=== ARTICLE ===
À l’exception peut-être de ce joyeux « Pom Pom Pidou », il ne paraît pas toujours limpide que cet ensemble basé sur les collections du musée national d’Art moderne renvoie au concept de « Fiesta », thème de l’édition 2025 de lille3000. Nous n’assistons pas réellement non plus à un « récit renversant » de l’art moderne, mais plutôt à un déroulé linéaire de celui-ci avec quelques heureuses fulgurances qui valent, quant à elles, le détour. Ces dernières témoignent de l’extraordinaire richesse de cette collection, à l’instar de l’immense rideau de scène que Pablo Picasso a peint pour le ballet Parade et qui sera visible fin septembre 2025 pour l’ouverture de la saison de l’Opéra de Lille.
Les deux premiers niveaux du Tripostal accueillent la vaste épopée des avant-gardes qui ont façonné l’histoire de l’art des années 1910 à 1960. L’abstraction y défile sous la plupart de ses formes et rythmes avec des ensembles conséquents dédiés à František Kupka d’une part, Sonia et Robert Delaunay de l’autre, alors que plus loin, des œuvres maîtresses du futurisme italien exaltent la dynamique de la vitesse. Dans la prolongation, Marcel Duchamp en ébauche une synthèse mobile avec les Rotoreliefs, auxquels répondent les disques et projections lumineuses plus contemporains d’Olafur Eliasson, dans un dispositif de contrepoints bienvenus et répétés de temps à autre.
APPROPRIATION ET DÉPLACEMENTS
Au premier étage, précisément, les ensembles dévolus aux mouvements Dada et Fluxus – pas toujours évidents à réussir – sont des plus convaincants. Entre les deux, des œuvres de référence de Daniel Spoerri, Arman ou Martial Raysse offrent une place de choix aux Nouveaux Réalistes, tandis que la vaste disposition murale des panneaux lumineux d’Open Wall de Pascale Marthine Tayou constitue une rupture. Un beau tableau de Peter Klasen se retrouve, au sein des années pop, en compagnie notamment d’Evelyne Axell ou de James Rosenquist. Ensuite, la Figuration narrative et la Figuration libre font bon ménage avec Bernard Rancillac et Hervé Télémaque d’une part, Robert Combas et Hervé Di Rosa d’autre part.
===
> **CONSIGNE 1**: Pouvez-vous recopier à l'identique l'ensemble des enregistrements ci-dessous ?
=== ENTRÉES EXTRAITES ===
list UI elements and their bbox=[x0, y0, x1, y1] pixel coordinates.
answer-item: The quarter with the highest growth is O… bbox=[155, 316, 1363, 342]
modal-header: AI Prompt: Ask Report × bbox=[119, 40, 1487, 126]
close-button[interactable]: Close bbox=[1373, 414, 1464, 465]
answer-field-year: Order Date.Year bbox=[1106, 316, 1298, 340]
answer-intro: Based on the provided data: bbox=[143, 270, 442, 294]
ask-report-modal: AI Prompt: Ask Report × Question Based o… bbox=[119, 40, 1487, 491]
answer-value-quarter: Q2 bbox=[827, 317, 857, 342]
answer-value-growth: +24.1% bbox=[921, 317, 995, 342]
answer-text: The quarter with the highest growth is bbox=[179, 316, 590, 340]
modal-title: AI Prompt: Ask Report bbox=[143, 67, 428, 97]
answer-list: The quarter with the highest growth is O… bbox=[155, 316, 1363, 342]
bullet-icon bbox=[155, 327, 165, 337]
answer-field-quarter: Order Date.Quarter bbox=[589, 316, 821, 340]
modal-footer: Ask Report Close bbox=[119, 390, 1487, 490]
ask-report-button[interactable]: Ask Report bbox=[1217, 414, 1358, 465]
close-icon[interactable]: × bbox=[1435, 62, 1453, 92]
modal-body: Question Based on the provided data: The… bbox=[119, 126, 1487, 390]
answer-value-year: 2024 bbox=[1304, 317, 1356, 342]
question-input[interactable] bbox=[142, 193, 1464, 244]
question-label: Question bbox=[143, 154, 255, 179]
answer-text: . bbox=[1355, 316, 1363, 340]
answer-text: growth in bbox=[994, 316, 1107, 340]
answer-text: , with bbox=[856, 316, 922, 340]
===
> **CONSIGNE 2**: Pouvez-vous résumer en deux phrases l'article sur l'exposition du Tripostal ?

> **CORRIGÉ 1**:
list UI elements and their bbox=[x0, y0, x1, y1] pixel coordinates.
answer-item: The quarter with the highest growth is O… bbox=[155, 316, 1363, 342]
modal-header: AI Prompt: Ask Report × bbox=[119, 40, 1487, 126]
close-button[interactable]: Close bbox=[1373, 414, 1464, 465]
answer-field-year: Order Date.Year bbox=[1106, 316, 1298, 340]
answer-intro: Based on the provided data: bbox=[143, 270, 442, 294]
ask-report-modal: AI Prompt: Ask Report × Question Based o… bbox=[119, 40, 1487, 491]
answer-value-quarter: Q2 bbox=[827, 317, 857, 342]
answer-value-growth: +24.1% bbox=[921, 317, 995, 342]
answer-text: The quarter with the highest growth is bbox=[179, 316, 590, 340]
modal-title: AI Prompt: Ask Report bbox=[143, 67, 428, 97]
answer-list: The quarter with the highest growth is O… bbox=[155, 316, 1363, 342]
bullet-icon bbox=[155, 327, 165, 337]
answer-field-quarter: Order Date.Quarter bbox=[589, 316, 821, 340]
modal-footer: Ask Report Close bbox=[119, 390, 1487, 490]
ask-report-button[interactable]: Ask Report bbox=[1217, 414, 1358, 465]
close-icon[interactable]: × bbox=[1435, 62, 1453, 92]
modal-body: Question Based on the provided data: The… bbox=[119, 126, 1487, 390]
answer-value-year: 2024 bbox=[1304, 317, 1356, 342]
question-input[interactable] bbox=[142, 193, 1464, 244]
question-label: Question bbox=[143, 154, 255, 179]
answer-text: . bbox=[1355, 316, 1363, 340]
answer-text: growth in bbox=[994, 316, 1107, 340]
answer-text: , with bbox=[856, 316, 922, 340]

> **CORRIGÉ 2**: Tiré des collections du musée national d'Art moderne pour l'édition 2025 de lille3000 sur le thème « Fiesta », cet ensemble propose un déroulé plutôt linéaire de l'art moderne, ponctué de quelques heureuses fulgurances qui valent le détour. Les deux premiers niveaux du Tripostal retracent les avant-gardes des années 1910 à 1960, de l'abstraction et du futurisme italien aux Rotoreliefs de Marcel Duchamp, tandis que le premier étage réunit de façon convaincante Dada, Fluxus, les Nouveaux Réalistes, les années pop ainsi que la Figuration narrative et la Figuration libre.